TASK OBJECTIVE ->
Copy out the entries below verbatim, beginning with the line containing "localize 56 of" and continuing through the line containing "58, 194, 69]", with both of those lines included. Leave the pictures out of your reply.

GIVEN RECORDS ->
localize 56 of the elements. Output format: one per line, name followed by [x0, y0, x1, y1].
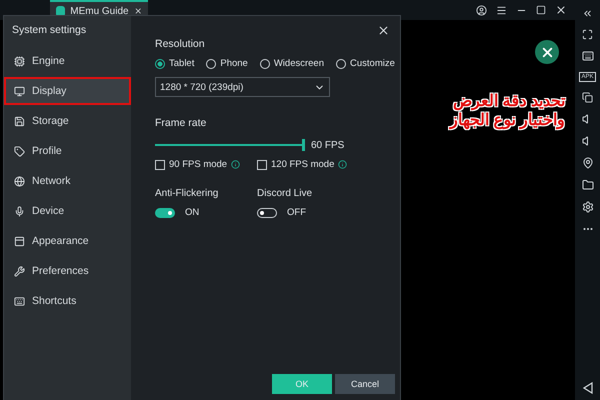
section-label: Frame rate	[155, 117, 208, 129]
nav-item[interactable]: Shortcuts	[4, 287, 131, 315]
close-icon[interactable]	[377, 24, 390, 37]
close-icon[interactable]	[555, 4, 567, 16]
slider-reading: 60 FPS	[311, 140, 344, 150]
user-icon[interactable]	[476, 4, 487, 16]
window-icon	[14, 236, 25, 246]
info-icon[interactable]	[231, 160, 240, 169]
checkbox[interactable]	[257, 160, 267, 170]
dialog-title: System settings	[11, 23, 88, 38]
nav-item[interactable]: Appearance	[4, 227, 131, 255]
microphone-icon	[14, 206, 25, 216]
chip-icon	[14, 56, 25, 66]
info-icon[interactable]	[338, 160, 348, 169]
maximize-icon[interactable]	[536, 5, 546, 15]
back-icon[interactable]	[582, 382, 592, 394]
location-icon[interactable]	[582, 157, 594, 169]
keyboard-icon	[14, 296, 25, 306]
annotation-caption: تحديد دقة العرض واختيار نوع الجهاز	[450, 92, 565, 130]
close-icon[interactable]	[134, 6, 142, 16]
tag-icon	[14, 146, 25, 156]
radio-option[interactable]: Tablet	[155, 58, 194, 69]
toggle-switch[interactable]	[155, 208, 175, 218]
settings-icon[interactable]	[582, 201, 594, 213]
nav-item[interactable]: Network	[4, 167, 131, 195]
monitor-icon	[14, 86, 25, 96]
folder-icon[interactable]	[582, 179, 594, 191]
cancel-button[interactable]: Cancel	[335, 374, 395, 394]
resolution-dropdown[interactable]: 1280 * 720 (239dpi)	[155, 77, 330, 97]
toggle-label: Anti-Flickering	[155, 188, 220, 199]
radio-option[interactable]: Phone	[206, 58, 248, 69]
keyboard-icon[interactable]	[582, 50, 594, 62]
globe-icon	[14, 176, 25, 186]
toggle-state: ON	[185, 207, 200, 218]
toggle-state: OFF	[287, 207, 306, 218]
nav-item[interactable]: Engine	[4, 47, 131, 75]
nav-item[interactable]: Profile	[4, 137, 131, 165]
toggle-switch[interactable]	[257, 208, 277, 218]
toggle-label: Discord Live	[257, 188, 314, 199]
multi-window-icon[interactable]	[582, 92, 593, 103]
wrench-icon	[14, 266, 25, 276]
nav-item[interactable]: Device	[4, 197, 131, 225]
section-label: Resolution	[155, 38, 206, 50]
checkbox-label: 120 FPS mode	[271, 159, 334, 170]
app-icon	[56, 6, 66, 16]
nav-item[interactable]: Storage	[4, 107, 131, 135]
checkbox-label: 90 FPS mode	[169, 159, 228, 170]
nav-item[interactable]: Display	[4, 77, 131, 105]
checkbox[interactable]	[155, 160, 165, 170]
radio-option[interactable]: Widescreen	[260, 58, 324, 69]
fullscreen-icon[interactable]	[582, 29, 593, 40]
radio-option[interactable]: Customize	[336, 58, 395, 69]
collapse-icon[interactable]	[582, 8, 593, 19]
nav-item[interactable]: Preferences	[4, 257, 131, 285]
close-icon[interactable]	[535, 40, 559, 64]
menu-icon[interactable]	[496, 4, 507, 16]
==
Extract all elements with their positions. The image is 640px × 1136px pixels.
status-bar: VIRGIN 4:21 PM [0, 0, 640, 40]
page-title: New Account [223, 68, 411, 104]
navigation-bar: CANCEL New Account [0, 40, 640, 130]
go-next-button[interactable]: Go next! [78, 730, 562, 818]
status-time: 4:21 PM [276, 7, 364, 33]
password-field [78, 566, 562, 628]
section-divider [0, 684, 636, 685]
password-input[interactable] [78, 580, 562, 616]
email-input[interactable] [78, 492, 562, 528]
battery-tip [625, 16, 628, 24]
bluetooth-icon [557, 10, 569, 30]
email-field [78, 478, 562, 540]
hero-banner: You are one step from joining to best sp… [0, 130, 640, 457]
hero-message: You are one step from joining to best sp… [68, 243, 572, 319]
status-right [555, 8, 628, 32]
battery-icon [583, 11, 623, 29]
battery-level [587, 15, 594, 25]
--
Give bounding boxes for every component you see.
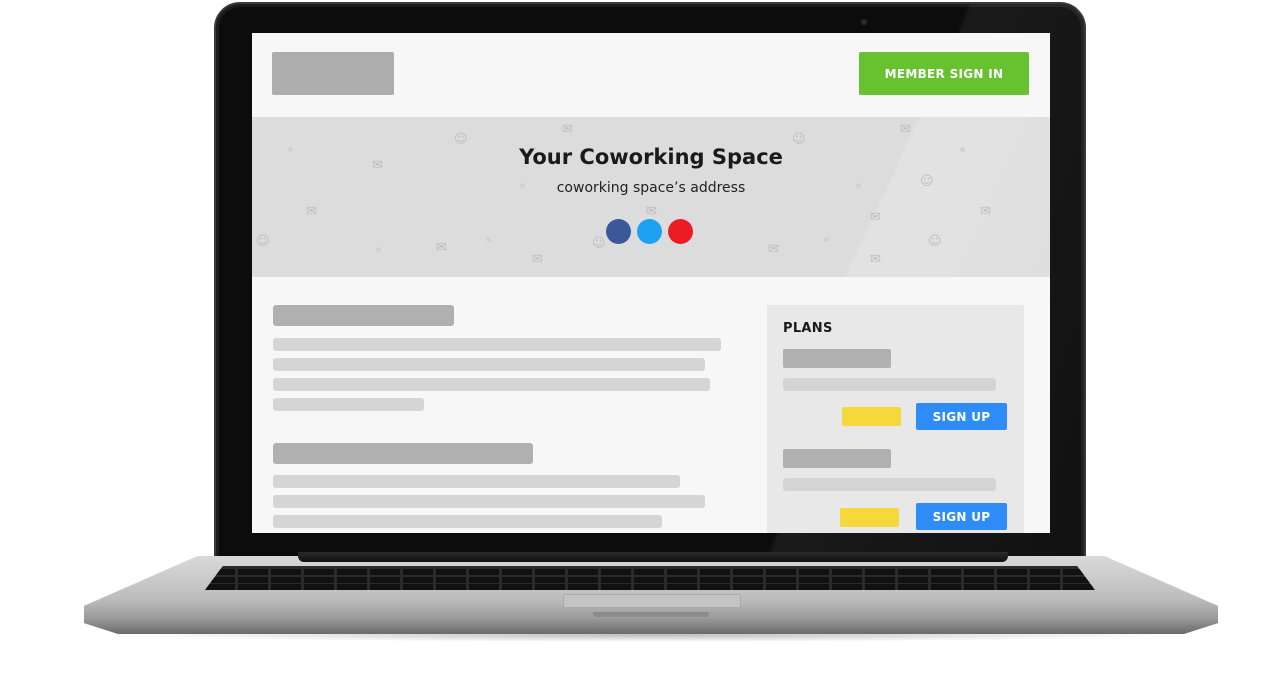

OUTPUT OF THE TASK ->
localize 56 of the elements. Output format: one per line, name followed by [x0, y0, x1, y1].
section-label: Frame rate	[155, 117, 208, 129]
nav-item[interactable]: Shortcuts	[4, 287, 131, 315]
close-icon[interactable]	[377, 24, 390, 37]
close-icon[interactable]	[555, 4, 567, 16]
slider-reading: 60 FPS	[311, 140, 344, 150]
user-icon[interactable]	[476, 4, 487, 16]
window-icon	[14, 236, 25, 246]
info-icon[interactable]	[231, 160, 240, 169]
checkbox[interactable]	[257, 160, 267, 170]
dialog-title: System settings	[11, 23, 88, 38]
nav-item[interactable]: Appearance	[4, 227, 131, 255]
microphone-icon	[14, 206, 25, 216]
chip-icon	[14, 56, 25, 66]
info-icon[interactable]	[338, 160, 348, 169]
maximize-icon[interactable]	[536, 5, 546, 15]
back-icon[interactable]	[582, 382, 592, 394]
location-icon[interactable]	[582, 157, 594, 169]
keyboard-icon	[14, 296, 25, 306]
annotation-caption: تحديد دقة العرض واختيار نوع الجهاز	[450, 92, 565, 130]
close-icon[interactable]	[134, 6, 142, 16]
tag-icon	[14, 146, 25, 156]
radio-option[interactable]: Tablet	[155, 58, 194, 69]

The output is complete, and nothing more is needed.